# Dataset rows about figures:
* * *

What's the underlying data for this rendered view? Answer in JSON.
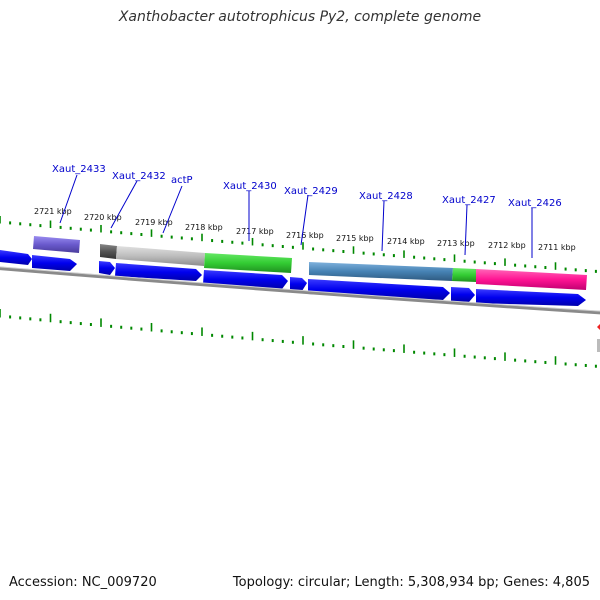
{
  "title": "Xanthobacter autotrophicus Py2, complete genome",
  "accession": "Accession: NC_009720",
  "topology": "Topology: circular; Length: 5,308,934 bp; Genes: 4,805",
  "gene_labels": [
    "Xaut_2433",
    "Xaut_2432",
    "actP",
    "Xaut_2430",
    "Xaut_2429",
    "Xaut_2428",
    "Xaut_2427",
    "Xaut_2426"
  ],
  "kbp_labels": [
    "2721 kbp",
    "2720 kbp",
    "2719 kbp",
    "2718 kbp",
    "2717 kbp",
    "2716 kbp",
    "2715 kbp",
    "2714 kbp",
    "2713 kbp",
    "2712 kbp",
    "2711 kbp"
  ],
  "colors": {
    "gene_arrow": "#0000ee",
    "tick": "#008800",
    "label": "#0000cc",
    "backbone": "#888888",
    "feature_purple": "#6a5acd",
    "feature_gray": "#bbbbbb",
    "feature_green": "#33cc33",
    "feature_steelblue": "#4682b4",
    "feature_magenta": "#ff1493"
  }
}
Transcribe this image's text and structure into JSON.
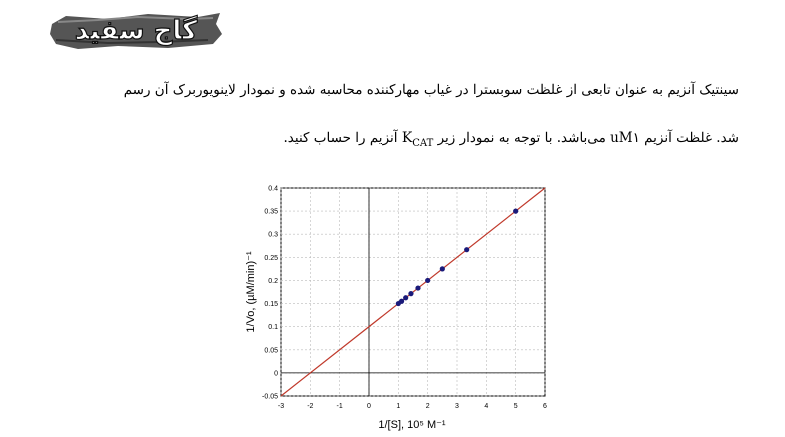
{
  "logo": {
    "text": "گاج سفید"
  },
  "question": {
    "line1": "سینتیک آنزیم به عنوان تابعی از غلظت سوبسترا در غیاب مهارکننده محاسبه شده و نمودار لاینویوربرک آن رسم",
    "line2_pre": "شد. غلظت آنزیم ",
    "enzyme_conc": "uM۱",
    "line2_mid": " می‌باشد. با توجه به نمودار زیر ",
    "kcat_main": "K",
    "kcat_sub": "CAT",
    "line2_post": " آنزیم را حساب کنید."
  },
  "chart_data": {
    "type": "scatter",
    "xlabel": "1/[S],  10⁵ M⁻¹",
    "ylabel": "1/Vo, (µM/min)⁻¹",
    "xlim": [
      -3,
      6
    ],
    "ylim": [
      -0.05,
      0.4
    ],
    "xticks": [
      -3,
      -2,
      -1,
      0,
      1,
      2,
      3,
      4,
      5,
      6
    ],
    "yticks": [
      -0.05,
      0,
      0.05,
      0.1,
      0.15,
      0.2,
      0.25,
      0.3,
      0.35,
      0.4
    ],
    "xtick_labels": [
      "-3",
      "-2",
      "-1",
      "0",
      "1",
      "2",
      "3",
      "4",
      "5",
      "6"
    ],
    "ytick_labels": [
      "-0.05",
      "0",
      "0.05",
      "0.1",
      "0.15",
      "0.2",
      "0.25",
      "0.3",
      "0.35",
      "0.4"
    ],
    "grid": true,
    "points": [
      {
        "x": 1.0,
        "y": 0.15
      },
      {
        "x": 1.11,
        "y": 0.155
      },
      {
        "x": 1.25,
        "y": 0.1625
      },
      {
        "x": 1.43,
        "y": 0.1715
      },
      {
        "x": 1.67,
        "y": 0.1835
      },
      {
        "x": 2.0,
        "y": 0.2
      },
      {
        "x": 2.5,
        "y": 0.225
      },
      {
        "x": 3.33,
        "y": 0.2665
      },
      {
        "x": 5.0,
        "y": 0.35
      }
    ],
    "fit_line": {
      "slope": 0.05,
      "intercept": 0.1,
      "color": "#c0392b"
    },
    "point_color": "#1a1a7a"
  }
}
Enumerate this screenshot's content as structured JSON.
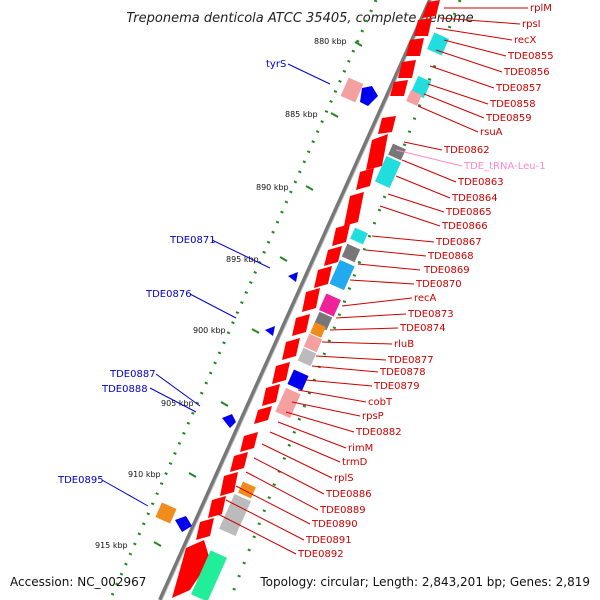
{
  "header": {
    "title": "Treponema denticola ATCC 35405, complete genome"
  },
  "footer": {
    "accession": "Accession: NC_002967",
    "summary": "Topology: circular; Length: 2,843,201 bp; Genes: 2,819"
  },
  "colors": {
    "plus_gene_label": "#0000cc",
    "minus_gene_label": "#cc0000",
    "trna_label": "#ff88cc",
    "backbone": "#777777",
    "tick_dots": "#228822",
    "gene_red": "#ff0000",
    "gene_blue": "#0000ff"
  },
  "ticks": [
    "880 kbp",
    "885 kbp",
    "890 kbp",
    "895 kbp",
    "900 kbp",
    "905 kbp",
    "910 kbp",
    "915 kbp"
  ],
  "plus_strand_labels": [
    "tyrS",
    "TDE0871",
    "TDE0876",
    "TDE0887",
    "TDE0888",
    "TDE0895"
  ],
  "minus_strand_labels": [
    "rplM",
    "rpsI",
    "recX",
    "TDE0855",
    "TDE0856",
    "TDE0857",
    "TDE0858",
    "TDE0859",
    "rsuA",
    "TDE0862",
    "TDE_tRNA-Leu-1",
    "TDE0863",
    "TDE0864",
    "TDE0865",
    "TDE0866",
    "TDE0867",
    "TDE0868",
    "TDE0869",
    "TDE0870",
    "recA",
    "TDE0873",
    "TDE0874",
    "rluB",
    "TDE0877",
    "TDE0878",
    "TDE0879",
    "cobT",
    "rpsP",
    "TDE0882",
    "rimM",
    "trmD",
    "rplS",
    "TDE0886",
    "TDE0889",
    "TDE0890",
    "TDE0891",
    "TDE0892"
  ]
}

* * *

# Exercise goal:
Would you copy every line of the entries that includes the word "Accession"?

# Answer to this problem:
  "accession": "Accession: NC_009720",
    "accession": "Accession: NC_002967",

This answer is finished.